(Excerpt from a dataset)
--

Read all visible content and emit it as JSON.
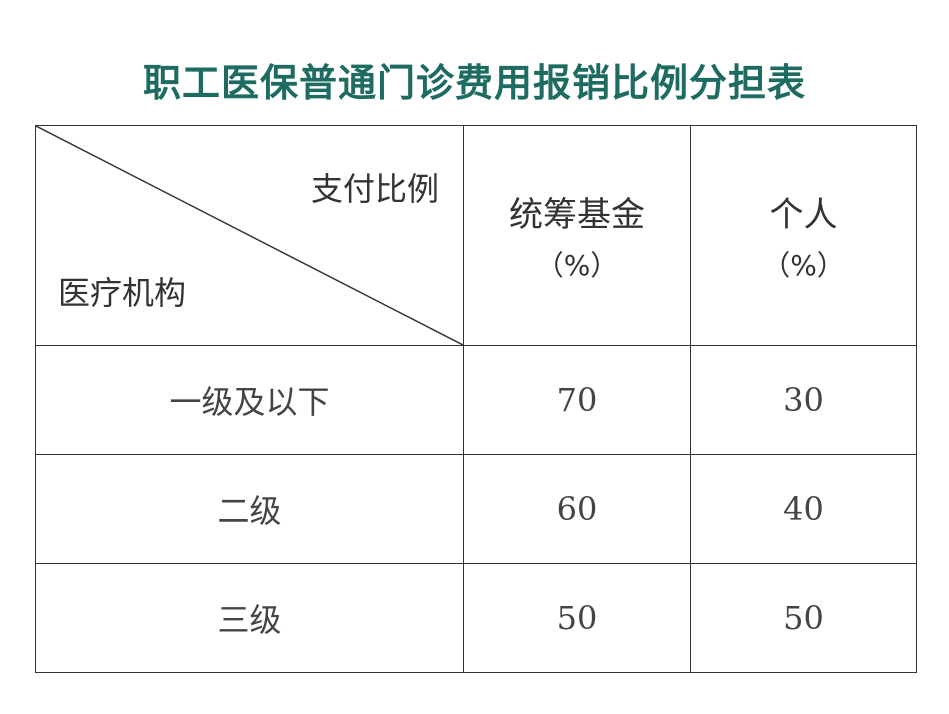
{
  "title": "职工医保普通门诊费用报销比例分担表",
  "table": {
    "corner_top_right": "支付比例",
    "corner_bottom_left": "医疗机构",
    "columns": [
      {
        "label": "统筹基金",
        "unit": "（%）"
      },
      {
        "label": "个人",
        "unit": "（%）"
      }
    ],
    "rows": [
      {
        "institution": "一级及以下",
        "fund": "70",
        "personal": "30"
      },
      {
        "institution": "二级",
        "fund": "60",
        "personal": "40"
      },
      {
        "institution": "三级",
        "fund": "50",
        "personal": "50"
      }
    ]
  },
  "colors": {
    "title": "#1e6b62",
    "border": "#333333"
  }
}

--

DESCRIPTION OF THE TASK: Output the full set of records above without changing a word, and drop the images.

ANSWER FOR THE TASK:
Read all visible content and emit it as JSON.
{
  "title": "职工医保普通门诊费用报销比例分担表",
  "table": {
    "corner_top_right": "支付比例",
    "corner_bottom_left": "医疗机构",
    "columns": [
      {
        "label": "统筹基金",
        "unit": "（%）"
      },
      {
        "label": "个人",
        "unit": "（%）"
      }
    ],
    "rows": [
      {
        "institution": "一级及以下",
        "fund": "70",
        "personal": "30"
      },
      {
        "institution": "二级",
        "fund": "60",
        "personal": "40"
      },
      {
        "institution": "三级",
        "fund": "50",
        "personal": "50"
      }
    ]
  },
  "colors": {
    "title": "#1e6b62",
    "border": "#333333"
  }
}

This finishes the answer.